— START Records for the task —

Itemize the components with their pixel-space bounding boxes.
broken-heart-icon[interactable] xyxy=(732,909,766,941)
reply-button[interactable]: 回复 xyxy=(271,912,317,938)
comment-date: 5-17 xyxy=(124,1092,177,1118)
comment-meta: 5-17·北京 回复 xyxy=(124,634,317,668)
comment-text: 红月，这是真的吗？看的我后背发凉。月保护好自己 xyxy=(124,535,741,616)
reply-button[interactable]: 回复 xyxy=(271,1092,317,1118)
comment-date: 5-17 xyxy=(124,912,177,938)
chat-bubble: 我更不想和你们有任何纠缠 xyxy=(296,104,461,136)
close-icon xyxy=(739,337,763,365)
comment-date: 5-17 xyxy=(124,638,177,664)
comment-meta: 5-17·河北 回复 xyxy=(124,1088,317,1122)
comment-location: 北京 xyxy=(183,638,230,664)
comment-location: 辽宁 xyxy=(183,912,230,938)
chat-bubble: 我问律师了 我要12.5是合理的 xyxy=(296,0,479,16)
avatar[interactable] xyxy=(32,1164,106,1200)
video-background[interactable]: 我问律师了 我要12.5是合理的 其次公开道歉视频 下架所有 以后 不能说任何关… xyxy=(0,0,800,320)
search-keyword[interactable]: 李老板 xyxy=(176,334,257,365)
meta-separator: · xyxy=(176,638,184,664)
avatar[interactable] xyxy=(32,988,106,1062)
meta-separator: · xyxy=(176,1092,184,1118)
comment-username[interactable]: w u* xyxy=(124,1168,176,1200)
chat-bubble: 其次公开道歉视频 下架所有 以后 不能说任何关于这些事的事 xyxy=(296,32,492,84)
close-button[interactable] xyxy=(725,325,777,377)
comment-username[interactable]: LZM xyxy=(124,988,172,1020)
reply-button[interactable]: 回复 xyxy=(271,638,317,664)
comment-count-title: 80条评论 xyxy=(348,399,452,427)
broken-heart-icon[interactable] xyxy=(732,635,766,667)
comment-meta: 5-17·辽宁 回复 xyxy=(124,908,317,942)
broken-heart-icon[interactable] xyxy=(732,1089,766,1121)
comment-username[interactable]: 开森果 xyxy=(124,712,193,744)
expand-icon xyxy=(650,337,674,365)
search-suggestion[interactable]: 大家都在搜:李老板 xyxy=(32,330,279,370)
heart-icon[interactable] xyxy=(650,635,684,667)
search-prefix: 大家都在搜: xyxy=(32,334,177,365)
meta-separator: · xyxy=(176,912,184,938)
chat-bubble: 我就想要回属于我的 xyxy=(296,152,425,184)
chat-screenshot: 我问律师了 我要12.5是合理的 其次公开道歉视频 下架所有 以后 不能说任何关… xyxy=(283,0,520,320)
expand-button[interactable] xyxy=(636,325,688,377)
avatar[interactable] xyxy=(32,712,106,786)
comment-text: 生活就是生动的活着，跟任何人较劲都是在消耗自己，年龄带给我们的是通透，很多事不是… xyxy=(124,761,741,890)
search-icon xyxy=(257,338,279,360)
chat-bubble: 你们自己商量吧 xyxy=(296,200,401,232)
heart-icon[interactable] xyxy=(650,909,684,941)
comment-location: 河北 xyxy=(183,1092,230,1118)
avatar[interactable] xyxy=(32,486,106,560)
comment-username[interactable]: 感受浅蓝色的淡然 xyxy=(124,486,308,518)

— END Records for the task —

The task - Copy the records above line for line, with no changes.

Correct output -
Itemize the components with their pixel-space bounding boxes.
broken-heart-icon[interactable] xyxy=(732,909,766,941)
reply-button[interactable]: 回复 xyxy=(271,912,317,938)
comment-date: 5-17 xyxy=(124,1092,177,1118)
comment-meta: 5-17·北京 回复 xyxy=(124,634,317,668)
comment-text: 红月，这是真的吗？看的我后背发凉。月保护好自己 xyxy=(124,535,741,616)
reply-button[interactable]: 回复 xyxy=(271,1092,317,1118)
comment-date: 5-17 xyxy=(124,912,177,938)
chat-bubble: 我更不想和你们有任何纠缠 xyxy=(296,104,461,136)
close-icon xyxy=(739,337,763,365)
comment-date: 5-17 xyxy=(124,638,177,664)
comment-meta: 5-17·河北 回复 xyxy=(124,1088,317,1122)
comment-location: 北京 xyxy=(183,638,230,664)
comment-location: 辽宁 xyxy=(183,912,230,938)
chat-bubble: 我问律师了 我要12.5是合理的 xyxy=(296,0,479,16)
avatar[interactable] xyxy=(32,1164,106,1200)
video-background[interactable]: 我问律师了 我要12.5是合理的 其次公开道歉视频 下架所有 以后 不能说任何关… xyxy=(0,0,800,320)
search-keyword[interactable]: 李老板 xyxy=(176,334,257,365)
meta-separator: · xyxy=(176,638,184,664)
avatar[interactable] xyxy=(32,988,106,1062)
meta-separator: · xyxy=(176,1092,184,1118)
comment-username[interactable]: w u* xyxy=(124,1168,176,1200)
chat-bubble: 其次公开道歉视频 下架所有 以后 不能说任何关于这些事的事 xyxy=(296,32,492,84)
close-button[interactable] xyxy=(725,325,777,377)
comment-username[interactable]: LZM xyxy=(124,988,172,1020)
reply-button[interactable]: 回复 xyxy=(271,638,317,664)
comment-count-title: 80条评论 xyxy=(348,399,452,427)
broken-heart-icon[interactable] xyxy=(732,635,766,667)
comment-meta: 5-17·辽宁 回复 xyxy=(124,908,317,942)
broken-heart-icon[interactable] xyxy=(732,1089,766,1121)
comment-username[interactable]: 开森果 xyxy=(124,712,193,744)
expand-icon xyxy=(650,337,674,365)
search-suggestion[interactable]: 大家都在搜:李老板 xyxy=(32,330,279,370)
heart-icon[interactable] xyxy=(650,635,684,667)
search-prefix: 大家都在搜: xyxy=(32,334,177,365)
meta-separator: · xyxy=(176,912,184,938)
chat-bubble: 我就想要回属于我的 xyxy=(296,152,425,184)
chat-screenshot: 我问律师了 我要12.5是合理的 其次公开道歉视频 下架所有 以后 不能说任何关… xyxy=(283,0,520,320)
expand-button[interactable] xyxy=(636,325,688,377)
avatar[interactable] xyxy=(32,712,106,786)
comment-text: 生活就是生动的活着，跟任何人较劲都是在消耗自己，年龄带给我们的是通透，很多事不是… xyxy=(124,761,741,890)
search-icon xyxy=(257,338,279,360)
chat-bubble: 你们自己商量吧 xyxy=(296,200,401,232)
heart-icon[interactable] xyxy=(650,909,684,941)
comment-location: 河北 xyxy=(183,1092,230,1118)
avatar[interactable] xyxy=(32,486,106,560)
comment-username[interactable]: 感受浅蓝色的淡然 xyxy=(124,486,308,518)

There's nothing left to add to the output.